> **Records for the exercise**:

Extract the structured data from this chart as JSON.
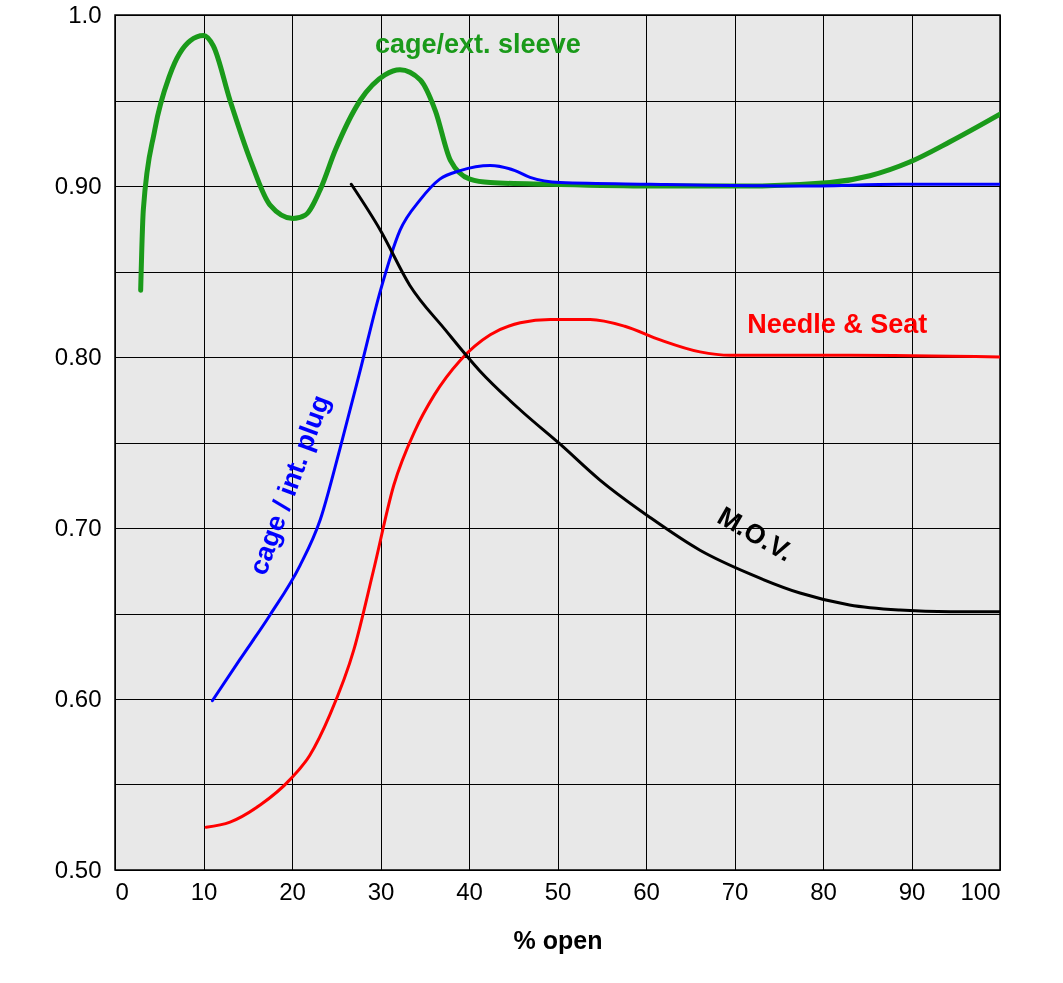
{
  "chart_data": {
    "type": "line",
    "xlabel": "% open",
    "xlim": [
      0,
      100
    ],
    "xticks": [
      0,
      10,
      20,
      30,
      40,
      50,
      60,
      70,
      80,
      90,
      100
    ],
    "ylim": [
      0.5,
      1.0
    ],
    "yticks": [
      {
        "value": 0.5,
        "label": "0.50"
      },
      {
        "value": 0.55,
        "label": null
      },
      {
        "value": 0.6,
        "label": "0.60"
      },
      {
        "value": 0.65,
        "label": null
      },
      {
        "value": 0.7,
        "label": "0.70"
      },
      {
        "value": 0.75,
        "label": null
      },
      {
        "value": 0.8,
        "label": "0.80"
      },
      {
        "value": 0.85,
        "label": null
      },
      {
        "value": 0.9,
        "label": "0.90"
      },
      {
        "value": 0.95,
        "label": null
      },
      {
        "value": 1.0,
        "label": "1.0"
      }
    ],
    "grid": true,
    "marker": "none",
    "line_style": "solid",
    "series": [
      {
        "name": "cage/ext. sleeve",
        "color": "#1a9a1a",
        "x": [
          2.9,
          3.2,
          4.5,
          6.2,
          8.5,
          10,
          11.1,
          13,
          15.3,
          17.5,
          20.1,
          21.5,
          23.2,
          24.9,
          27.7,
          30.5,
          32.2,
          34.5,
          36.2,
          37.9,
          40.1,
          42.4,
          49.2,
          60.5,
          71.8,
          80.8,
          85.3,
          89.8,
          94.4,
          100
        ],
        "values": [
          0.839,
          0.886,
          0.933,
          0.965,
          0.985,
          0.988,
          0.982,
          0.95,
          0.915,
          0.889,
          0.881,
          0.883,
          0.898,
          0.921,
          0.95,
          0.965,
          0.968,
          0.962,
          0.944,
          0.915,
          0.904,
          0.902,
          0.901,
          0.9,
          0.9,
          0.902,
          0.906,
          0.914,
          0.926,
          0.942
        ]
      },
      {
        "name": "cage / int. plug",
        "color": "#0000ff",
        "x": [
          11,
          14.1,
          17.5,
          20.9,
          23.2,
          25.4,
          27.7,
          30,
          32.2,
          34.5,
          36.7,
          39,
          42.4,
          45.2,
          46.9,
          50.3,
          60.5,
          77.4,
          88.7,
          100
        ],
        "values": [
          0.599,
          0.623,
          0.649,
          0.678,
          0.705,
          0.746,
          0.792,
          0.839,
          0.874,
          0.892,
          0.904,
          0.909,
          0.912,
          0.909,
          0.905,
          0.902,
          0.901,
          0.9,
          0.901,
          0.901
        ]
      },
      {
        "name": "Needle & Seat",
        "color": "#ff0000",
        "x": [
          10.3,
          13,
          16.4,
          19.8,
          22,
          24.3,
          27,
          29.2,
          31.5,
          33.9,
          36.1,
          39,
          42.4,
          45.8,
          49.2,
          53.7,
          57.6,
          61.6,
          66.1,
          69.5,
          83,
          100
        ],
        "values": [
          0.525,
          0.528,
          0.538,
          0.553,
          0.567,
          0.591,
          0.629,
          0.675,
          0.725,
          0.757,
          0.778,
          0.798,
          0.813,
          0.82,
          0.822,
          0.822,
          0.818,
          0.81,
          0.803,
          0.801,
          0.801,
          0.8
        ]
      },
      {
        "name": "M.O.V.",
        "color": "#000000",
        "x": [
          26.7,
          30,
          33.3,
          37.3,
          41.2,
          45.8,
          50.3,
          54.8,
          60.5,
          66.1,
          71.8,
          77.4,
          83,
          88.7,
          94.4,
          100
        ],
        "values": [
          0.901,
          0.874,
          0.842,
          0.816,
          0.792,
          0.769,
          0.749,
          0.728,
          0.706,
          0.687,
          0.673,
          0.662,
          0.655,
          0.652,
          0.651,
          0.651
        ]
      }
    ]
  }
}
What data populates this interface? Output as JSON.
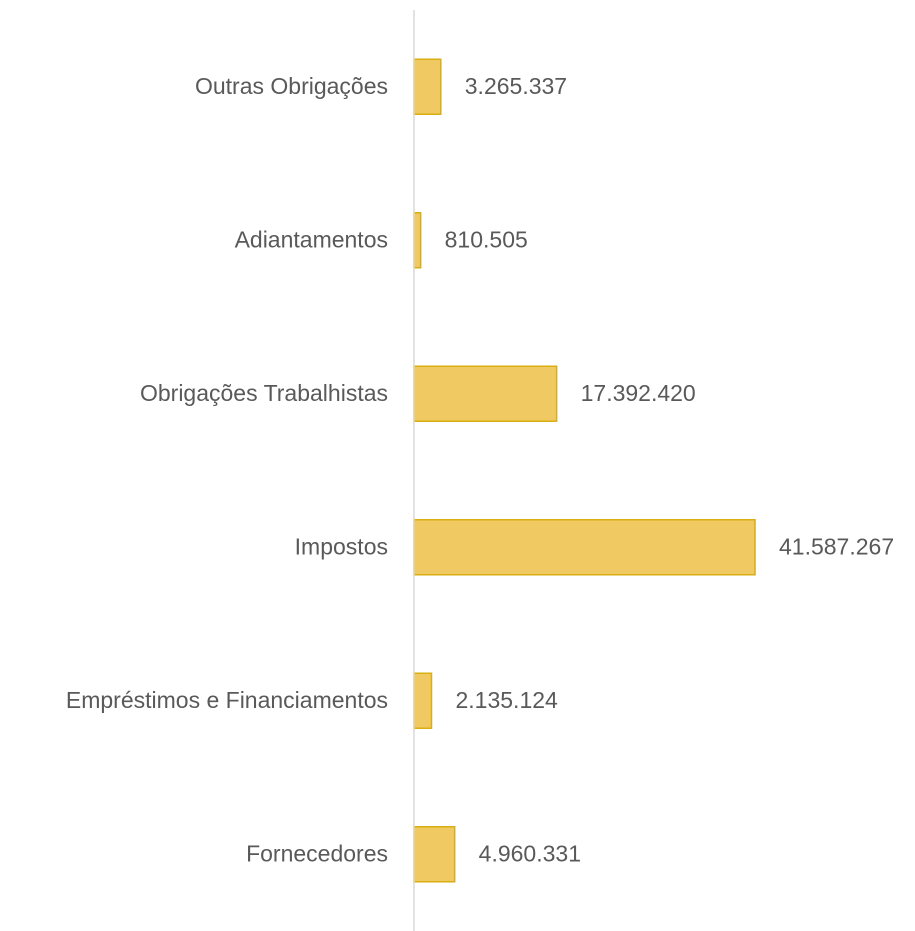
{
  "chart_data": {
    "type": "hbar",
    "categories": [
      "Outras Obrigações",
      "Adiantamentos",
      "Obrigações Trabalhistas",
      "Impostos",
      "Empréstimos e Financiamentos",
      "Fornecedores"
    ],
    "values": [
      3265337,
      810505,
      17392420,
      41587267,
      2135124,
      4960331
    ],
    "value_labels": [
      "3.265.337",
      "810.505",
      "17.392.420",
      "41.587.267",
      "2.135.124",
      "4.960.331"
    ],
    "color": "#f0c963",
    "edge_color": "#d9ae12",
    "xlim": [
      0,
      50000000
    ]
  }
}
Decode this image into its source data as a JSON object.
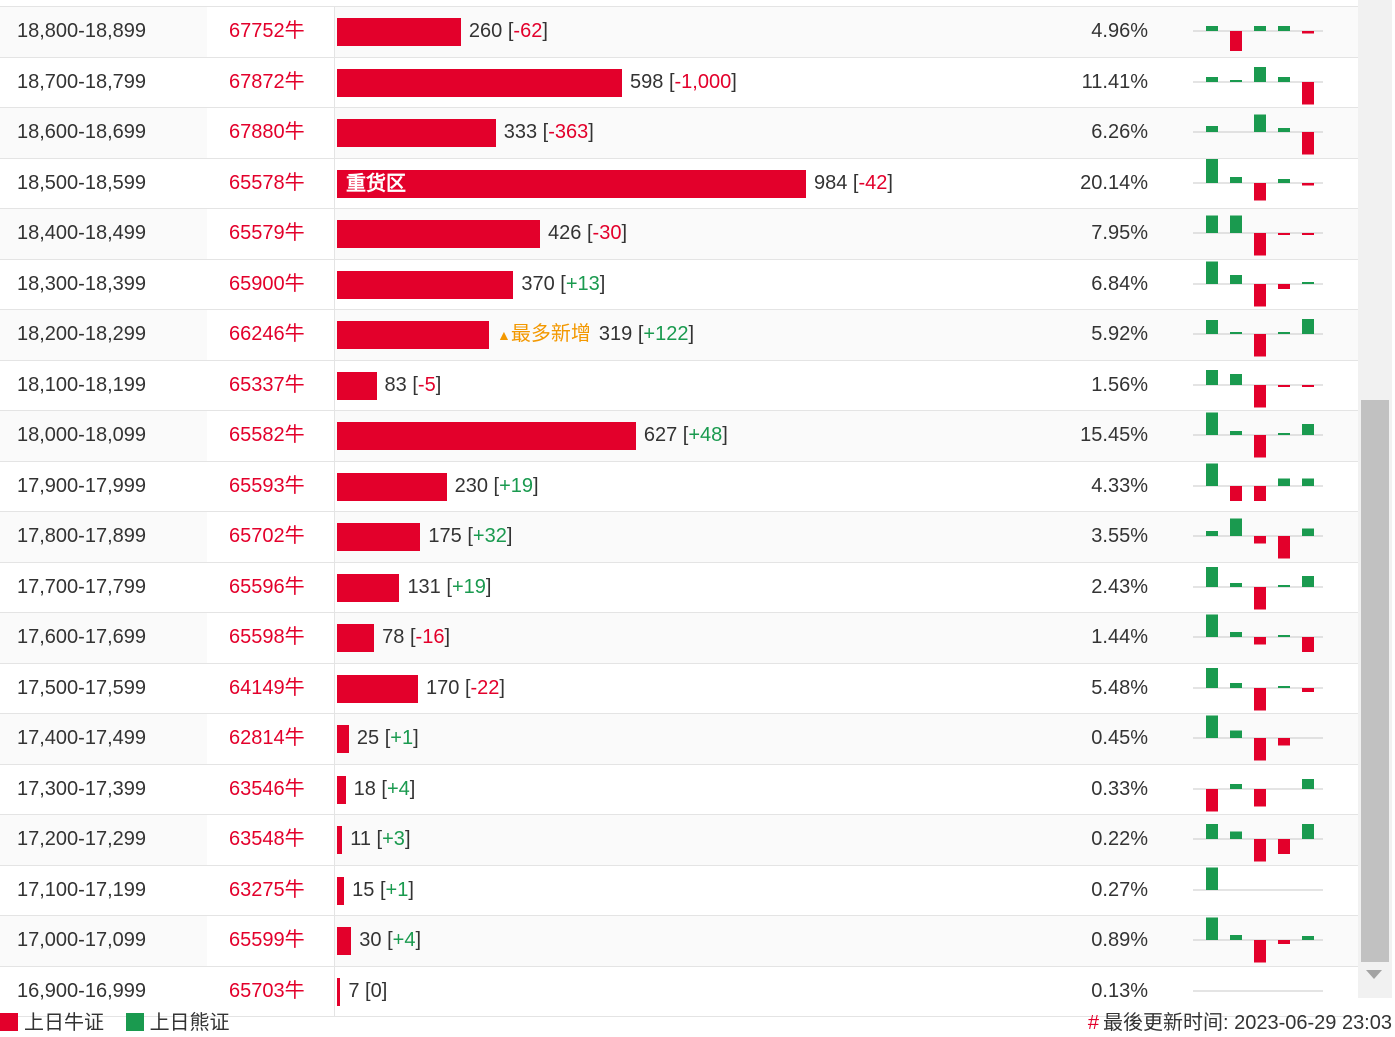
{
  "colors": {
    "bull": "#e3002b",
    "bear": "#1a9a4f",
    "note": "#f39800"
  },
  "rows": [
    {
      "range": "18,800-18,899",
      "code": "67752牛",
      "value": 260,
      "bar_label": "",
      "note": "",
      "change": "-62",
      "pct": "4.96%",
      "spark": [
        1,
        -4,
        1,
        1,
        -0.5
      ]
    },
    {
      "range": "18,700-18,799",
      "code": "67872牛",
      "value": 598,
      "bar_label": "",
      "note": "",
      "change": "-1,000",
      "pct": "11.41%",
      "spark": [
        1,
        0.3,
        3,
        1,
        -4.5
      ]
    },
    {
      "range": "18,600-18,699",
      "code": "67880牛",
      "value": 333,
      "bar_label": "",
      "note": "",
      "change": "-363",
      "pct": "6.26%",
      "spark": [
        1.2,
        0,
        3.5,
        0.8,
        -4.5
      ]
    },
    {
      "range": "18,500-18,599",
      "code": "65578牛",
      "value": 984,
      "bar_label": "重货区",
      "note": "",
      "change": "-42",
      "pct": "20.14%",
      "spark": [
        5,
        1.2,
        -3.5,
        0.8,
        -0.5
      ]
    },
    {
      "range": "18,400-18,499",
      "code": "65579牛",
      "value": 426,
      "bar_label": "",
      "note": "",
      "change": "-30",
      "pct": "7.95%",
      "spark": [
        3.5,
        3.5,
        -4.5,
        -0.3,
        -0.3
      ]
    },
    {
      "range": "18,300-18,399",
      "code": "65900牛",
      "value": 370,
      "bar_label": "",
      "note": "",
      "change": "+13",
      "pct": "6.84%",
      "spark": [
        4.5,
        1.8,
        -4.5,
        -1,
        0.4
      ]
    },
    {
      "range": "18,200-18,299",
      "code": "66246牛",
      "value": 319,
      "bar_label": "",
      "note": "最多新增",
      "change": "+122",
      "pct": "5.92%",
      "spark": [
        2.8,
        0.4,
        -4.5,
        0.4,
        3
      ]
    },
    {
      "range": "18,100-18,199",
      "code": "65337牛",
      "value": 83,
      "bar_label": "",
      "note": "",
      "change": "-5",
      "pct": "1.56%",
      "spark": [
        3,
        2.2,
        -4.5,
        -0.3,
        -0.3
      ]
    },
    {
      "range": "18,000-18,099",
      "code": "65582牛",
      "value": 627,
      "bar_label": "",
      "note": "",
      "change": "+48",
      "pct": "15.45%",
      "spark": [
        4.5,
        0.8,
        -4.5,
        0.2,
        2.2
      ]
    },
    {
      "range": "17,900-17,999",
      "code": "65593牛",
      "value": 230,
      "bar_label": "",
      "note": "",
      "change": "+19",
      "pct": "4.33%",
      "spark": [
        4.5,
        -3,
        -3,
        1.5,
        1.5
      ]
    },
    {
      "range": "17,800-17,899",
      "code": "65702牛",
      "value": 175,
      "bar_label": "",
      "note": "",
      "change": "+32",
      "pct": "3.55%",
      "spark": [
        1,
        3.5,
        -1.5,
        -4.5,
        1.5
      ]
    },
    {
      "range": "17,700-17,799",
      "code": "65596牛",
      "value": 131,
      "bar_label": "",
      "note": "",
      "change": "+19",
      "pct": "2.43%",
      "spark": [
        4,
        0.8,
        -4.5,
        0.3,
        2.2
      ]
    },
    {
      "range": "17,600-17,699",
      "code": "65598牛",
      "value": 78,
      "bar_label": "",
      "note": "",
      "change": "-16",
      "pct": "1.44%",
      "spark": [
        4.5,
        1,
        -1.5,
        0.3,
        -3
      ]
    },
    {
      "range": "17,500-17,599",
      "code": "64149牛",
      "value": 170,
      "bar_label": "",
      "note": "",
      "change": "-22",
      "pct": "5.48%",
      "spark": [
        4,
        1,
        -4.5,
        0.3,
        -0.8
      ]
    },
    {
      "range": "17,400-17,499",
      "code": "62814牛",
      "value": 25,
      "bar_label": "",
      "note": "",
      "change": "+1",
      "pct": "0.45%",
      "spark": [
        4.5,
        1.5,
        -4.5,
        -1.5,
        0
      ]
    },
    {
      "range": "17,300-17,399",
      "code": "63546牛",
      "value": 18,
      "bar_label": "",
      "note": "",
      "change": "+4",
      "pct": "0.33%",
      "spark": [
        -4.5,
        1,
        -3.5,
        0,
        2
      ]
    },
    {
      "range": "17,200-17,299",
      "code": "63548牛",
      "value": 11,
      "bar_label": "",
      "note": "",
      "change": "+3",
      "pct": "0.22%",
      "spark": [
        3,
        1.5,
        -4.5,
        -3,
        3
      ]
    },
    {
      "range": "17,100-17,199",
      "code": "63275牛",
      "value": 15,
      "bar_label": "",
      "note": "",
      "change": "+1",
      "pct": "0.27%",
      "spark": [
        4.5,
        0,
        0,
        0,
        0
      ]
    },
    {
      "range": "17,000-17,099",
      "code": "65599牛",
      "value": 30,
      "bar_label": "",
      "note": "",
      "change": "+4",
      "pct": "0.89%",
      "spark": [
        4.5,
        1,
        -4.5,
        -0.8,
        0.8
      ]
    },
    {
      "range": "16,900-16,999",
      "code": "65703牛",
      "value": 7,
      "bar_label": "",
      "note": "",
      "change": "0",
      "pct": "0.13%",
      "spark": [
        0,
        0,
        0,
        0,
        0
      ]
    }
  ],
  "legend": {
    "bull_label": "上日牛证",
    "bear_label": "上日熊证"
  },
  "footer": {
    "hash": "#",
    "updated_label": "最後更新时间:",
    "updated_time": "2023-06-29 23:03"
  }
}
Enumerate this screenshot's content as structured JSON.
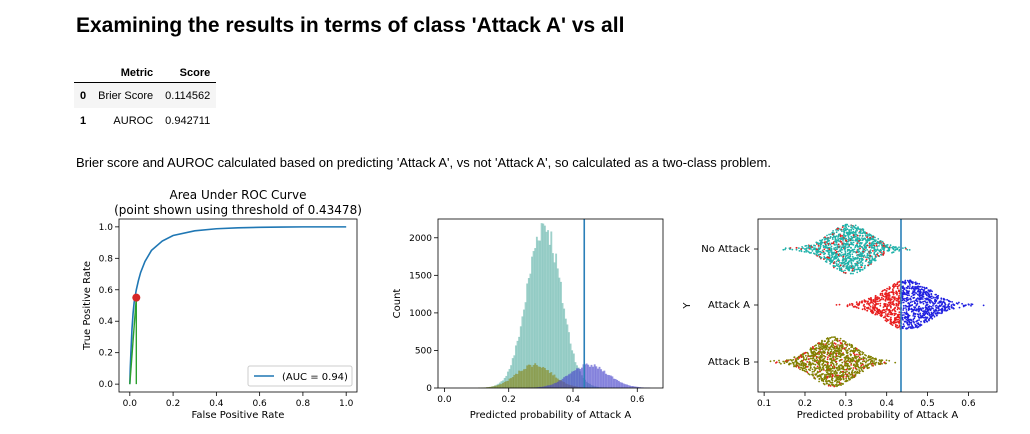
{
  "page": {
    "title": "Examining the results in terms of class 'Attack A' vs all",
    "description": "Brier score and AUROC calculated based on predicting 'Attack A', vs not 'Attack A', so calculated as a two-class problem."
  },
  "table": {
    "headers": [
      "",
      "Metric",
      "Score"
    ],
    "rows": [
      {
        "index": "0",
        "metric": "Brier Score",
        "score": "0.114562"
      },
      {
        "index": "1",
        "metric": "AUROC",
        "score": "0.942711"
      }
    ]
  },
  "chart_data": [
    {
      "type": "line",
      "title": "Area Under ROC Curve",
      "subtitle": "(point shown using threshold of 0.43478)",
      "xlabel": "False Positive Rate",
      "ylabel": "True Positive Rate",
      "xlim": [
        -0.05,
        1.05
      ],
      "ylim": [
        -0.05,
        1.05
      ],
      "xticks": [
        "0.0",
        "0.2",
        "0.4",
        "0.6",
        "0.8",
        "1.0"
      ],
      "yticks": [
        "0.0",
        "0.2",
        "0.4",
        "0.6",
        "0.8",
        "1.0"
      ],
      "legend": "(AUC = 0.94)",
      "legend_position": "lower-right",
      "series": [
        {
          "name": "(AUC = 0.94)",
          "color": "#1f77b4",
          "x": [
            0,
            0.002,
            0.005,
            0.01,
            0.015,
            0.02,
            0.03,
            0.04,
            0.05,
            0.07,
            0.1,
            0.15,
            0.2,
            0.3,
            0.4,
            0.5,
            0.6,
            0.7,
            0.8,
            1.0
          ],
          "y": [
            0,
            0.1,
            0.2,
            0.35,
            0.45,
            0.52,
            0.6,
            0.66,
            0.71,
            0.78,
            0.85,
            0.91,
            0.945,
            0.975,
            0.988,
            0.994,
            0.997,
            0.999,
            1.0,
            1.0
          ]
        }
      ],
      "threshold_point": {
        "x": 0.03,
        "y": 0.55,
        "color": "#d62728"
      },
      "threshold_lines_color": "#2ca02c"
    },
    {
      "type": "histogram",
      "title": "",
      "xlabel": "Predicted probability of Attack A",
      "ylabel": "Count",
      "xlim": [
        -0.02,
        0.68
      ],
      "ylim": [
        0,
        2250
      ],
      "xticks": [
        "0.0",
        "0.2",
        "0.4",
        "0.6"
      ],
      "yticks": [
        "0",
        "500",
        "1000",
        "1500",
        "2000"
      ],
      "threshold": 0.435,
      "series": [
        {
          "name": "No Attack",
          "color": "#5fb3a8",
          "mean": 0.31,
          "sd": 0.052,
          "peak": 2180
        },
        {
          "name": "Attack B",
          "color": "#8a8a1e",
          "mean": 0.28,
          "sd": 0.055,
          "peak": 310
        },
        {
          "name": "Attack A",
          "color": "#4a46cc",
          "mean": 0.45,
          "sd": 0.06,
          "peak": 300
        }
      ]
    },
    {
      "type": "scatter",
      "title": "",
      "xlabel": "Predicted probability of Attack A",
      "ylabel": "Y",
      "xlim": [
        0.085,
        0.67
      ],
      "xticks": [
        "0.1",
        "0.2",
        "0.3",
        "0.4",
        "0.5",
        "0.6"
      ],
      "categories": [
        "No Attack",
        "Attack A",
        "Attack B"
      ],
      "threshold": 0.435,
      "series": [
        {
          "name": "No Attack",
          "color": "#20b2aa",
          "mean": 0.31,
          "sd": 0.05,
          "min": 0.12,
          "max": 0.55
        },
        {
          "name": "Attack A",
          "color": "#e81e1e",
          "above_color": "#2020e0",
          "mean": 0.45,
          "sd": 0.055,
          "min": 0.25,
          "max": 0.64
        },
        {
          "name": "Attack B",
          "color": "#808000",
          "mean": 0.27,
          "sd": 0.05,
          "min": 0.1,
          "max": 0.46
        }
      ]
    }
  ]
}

> **Task requirements**: Select the lines from the entries that include the word "structured".

> **Finished answer**:
Extract the structured data from this chart as JSON.
Enumerate this screenshot's content as structured JSON.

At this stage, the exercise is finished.